**What you are asked to do**
Copy nothing but the lines running from the one containing "Enumerate this chart's" through the end of the listing below. Drop the pictures.

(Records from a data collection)
#####

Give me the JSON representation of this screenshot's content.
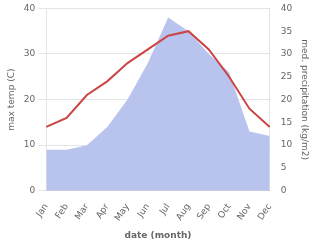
{
  "chart_data": {
    "type": "line",
    "xlabel": "date (month)",
    "ylabel": "max temp (C)",
    "y2label": "med. precipitation (kg/m2)",
    "categories": [
      "Jan",
      "Feb",
      "Mar",
      "Apr",
      "May",
      "Jun",
      "Jul",
      "Aug",
      "Sep",
      "Oct",
      "Nov",
      "Dec"
    ],
    "series": [
      {
        "type": "area",
        "axis": "y2",
        "color": "#b8c4ee",
        "values": [
          9,
          9,
          10,
          14,
          20,
          28,
          38,
          35,
          30,
          26,
          13,
          12
        ]
      },
      {
        "type": "line",
        "color": "#cc4444",
        "values": [
          14,
          16,
          21,
          24,
          28,
          31,
          34,
          35,
          31,
          25,
          18,
          14
        ]
      }
    ],
    "ylim": [
      0,
      40
    ],
    "yticks": [
      0,
      10,
      20,
      30,
      40
    ],
    "y2lim": [
      0,
      40
    ],
    "y2ticks": [
      0,
      5,
      10,
      15,
      20,
      25,
      30,
      35,
      40
    ],
    "grid": true
  }
}
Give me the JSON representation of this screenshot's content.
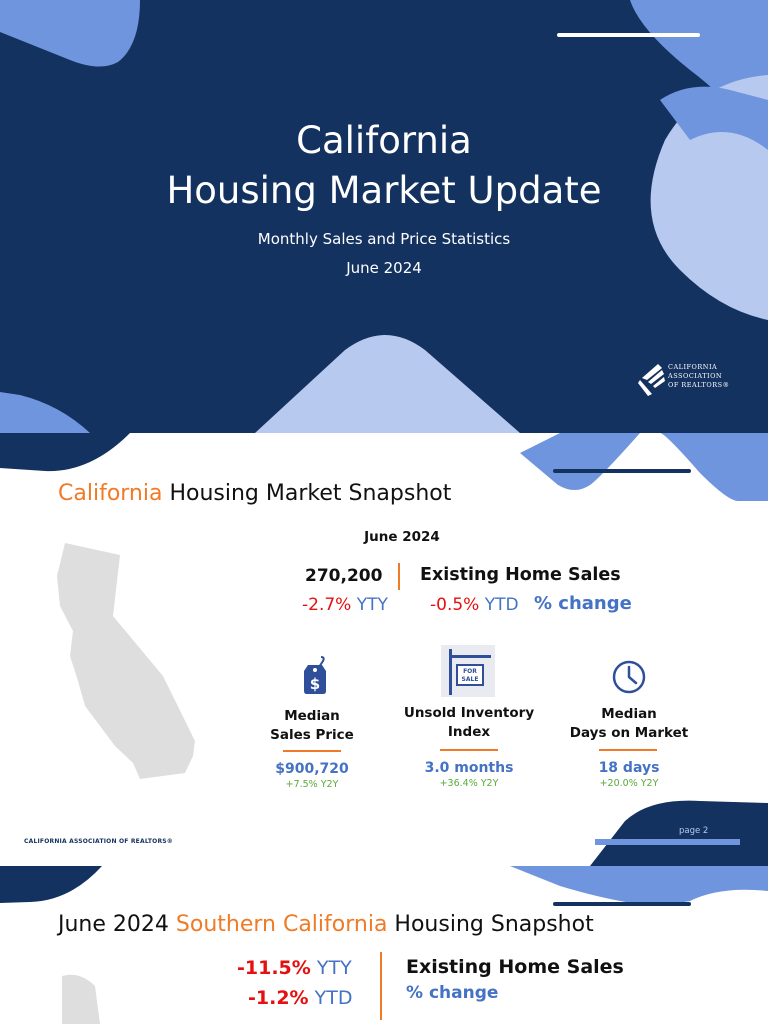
{
  "slide1": {
    "title_line1": "California",
    "title_line2": "Housing Market Update",
    "subtitle": "Monthly Sales and Price Statistics",
    "date": "June 2024",
    "logo_lines": [
      "CALIFORNIA",
      "ASSOCIATION",
      "OF REALTORS®"
    ]
  },
  "slide2": {
    "title_highlight": "California",
    "title_rest": " Housing Market Snapshot",
    "date": "June 2024",
    "sales_value": "270,200",
    "sales_label": "Existing Home Sales",
    "yty_value": "-2.7%",
    "yty_label": " YTY",
    "ytd_value": "-0.5%",
    "ytd_label": " YTD",
    "pct_change": "% change",
    "metrics": [
      {
        "label1": "Median",
        "label2": "Sales Price",
        "value": "$900,720",
        "change": "+7.5% Y2Y",
        "icon": "price-tag-icon"
      },
      {
        "label1": "Unsold Inventory",
        "label2": "Index",
        "value": "3.0 months",
        "change": "+36.4% Y2Y",
        "icon": "for-sale-sign-icon"
      },
      {
        "label1": "Median",
        "label2": "Days on Market",
        "value": "18 days",
        "change": "+20.0% Y2Y",
        "icon": "clock-icon"
      }
    ],
    "sign_text1": "FOR",
    "sign_text2": "SALE",
    "footer": "CALIFORNIA ASSOCIATION OF REALTORS®",
    "page": "page 2"
  },
  "slide3": {
    "title_pre": "June 2024 ",
    "title_highlight": "Southern California",
    "title_rest": " Housing Snapshot",
    "yty_value": "-11.5%",
    "yty_label": " YTY",
    "ytd_value": "-1.2%",
    "ytd_label": " YTD",
    "sales_label": "Existing Home Sales",
    "pct_change": "% change"
  },
  "colors": {
    "navy": "#13325f",
    "accent": "#f07a25",
    "light_blue": "#6f95de",
    "pale_blue": "#b7c9ef"
  }
}
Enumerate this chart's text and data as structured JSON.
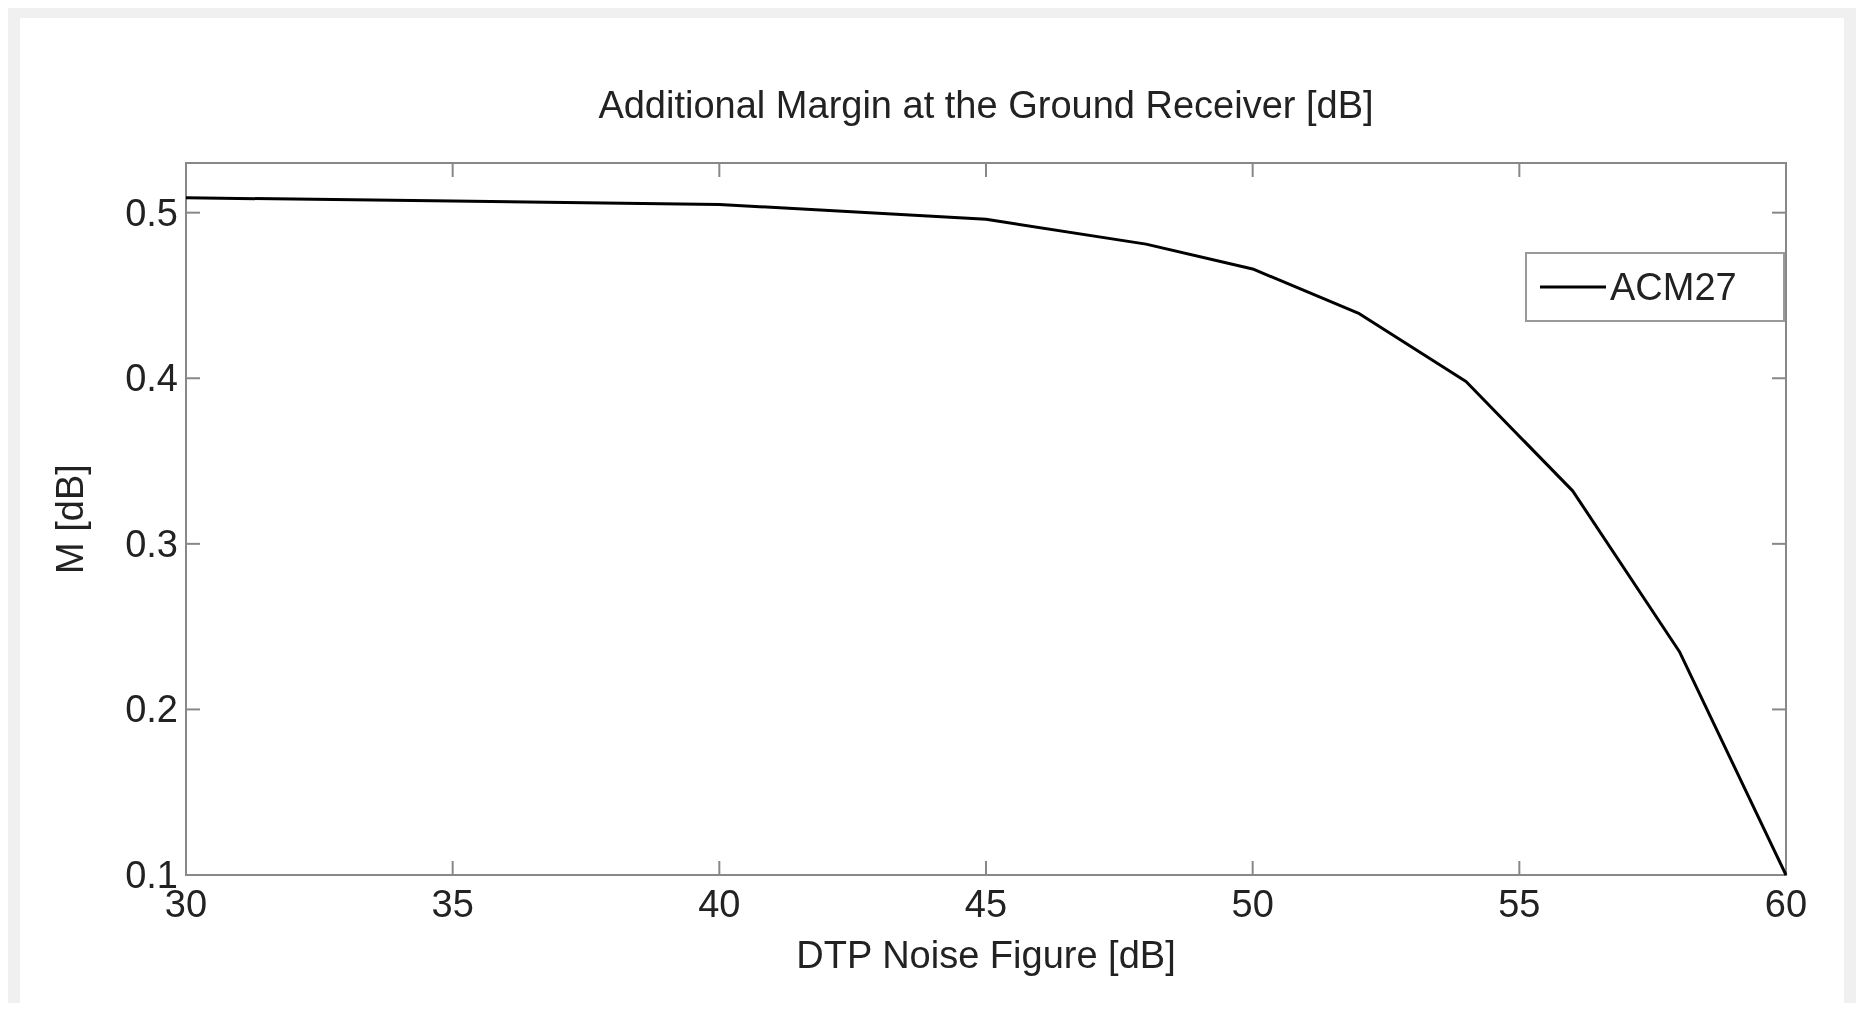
{
  "chart_data": {
    "type": "line",
    "title": "Additional Margin at the Ground Receiver [dB]",
    "xlabel": "DTP Noise Figure [dB]",
    "ylabel": "M [dB]",
    "x": [
      30,
      35,
      40,
      45,
      48,
      50,
      52,
      54,
      56,
      58,
      60
    ],
    "series": [
      {
        "name": "ACM27",
        "color": "#000000",
        "values": [
          0.509,
          0.507,
          0.505,
          0.496,
          0.481,
          0.466,
          0.439,
          0.398,
          0.332,
          0.235,
          0.1
        ]
      }
    ],
    "xlim": [
      30,
      60
    ],
    "xticks": [
      30,
      35,
      40,
      45,
      50,
      55,
      60
    ],
    "ylim": [
      0.1,
      0.53
    ],
    "yticks": [
      0.1,
      0.2,
      0.3,
      0.4,
      0.5
    ],
    "legend": "top right",
    "grid": false,
    "marker": "none",
    "line_style": "solid"
  }
}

#####

**Response**
Enumerate this chart's text and data as structured JSON.
{
  "chart_data": {
    "type": "line",
    "title": "Additional Margin at the Ground Receiver [dB]",
    "xlabel": "DTP Noise Figure [dB]",
    "ylabel": "M [dB]",
    "x": [
      30,
      35,
      40,
      45,
      48,
      50,
      52,
      54,
      56,
      58,
      60
    ],
    "series": [
      {
        "name": "ACM27",
        "color": "#000000",
        "values": [
          0.509,
          0.507,
          0.505,
          0.496,
          0.481,
          0.466,
          0.439,
          0.398,
          0.332,
          0.235,
          0.1
        ]
      }
    ],
    "xlim": [
      30,
      60
    ],
    "xticks": [
      30,
      35,
      40,
      45,
      50,
      55,
      60
    ],
    "ylim": [
      0.1,
      0.53
    ],
    "yticks": [
      0.1,
      0.2,
      0.3,
      0.4,
      0.5
    ],
    "legend": "top right",
    "grid": false,
    "marker": "none",
    "line_style": "solid"
  }
}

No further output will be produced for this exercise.